WRITTEN TASK - Identify every line in the records below that contains the word "action", and copy each of those lines.

━━━ RAW DATA ━━━

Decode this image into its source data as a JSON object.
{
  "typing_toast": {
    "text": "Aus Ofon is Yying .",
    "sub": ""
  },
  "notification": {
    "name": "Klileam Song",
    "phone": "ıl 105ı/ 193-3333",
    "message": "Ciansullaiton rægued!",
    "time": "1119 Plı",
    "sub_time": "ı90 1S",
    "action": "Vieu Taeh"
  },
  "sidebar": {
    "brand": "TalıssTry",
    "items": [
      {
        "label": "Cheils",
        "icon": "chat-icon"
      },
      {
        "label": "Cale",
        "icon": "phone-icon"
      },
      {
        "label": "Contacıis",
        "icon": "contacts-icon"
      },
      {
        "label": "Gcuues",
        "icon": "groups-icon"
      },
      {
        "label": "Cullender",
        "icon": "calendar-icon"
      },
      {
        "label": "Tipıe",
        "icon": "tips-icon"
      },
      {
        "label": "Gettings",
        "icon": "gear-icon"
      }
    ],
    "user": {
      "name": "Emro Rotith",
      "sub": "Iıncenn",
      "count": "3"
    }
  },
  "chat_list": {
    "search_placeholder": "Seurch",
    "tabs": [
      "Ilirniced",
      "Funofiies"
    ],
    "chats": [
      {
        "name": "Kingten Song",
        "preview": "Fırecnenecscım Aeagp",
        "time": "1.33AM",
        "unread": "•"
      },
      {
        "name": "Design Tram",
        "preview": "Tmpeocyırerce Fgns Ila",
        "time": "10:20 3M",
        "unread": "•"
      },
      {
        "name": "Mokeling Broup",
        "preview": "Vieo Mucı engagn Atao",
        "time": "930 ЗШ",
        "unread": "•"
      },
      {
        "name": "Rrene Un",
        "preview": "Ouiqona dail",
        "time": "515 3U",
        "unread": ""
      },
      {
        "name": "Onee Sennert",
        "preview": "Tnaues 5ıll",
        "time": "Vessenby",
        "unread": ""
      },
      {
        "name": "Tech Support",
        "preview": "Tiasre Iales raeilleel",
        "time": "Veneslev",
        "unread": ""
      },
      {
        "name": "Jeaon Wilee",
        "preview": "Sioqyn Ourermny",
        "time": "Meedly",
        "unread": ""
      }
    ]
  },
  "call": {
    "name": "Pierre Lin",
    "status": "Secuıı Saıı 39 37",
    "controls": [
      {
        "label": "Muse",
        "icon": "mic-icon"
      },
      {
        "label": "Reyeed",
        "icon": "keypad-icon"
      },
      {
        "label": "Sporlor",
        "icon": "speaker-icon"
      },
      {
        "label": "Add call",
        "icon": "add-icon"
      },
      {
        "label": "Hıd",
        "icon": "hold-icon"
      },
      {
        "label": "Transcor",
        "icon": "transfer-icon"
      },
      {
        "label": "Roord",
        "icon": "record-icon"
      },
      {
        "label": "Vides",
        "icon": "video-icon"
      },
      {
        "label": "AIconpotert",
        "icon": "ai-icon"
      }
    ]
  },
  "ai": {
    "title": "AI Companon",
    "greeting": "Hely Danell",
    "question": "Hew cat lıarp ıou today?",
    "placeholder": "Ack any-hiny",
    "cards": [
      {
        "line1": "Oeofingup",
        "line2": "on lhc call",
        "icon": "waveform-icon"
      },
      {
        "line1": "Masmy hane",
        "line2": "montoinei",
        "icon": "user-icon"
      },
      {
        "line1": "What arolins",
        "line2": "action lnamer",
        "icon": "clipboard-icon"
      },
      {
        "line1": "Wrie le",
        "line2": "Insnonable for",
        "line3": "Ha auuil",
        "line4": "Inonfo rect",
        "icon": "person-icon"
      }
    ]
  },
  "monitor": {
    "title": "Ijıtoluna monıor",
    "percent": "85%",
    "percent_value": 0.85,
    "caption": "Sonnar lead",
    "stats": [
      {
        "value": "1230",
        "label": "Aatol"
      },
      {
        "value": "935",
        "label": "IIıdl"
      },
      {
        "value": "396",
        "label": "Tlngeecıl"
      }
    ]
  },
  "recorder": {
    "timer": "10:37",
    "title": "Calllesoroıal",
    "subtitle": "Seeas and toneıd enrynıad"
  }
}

━━━

EXERCISE RESULT -
    "action": "Vieu Taeh"
        "line2": "action lnamer",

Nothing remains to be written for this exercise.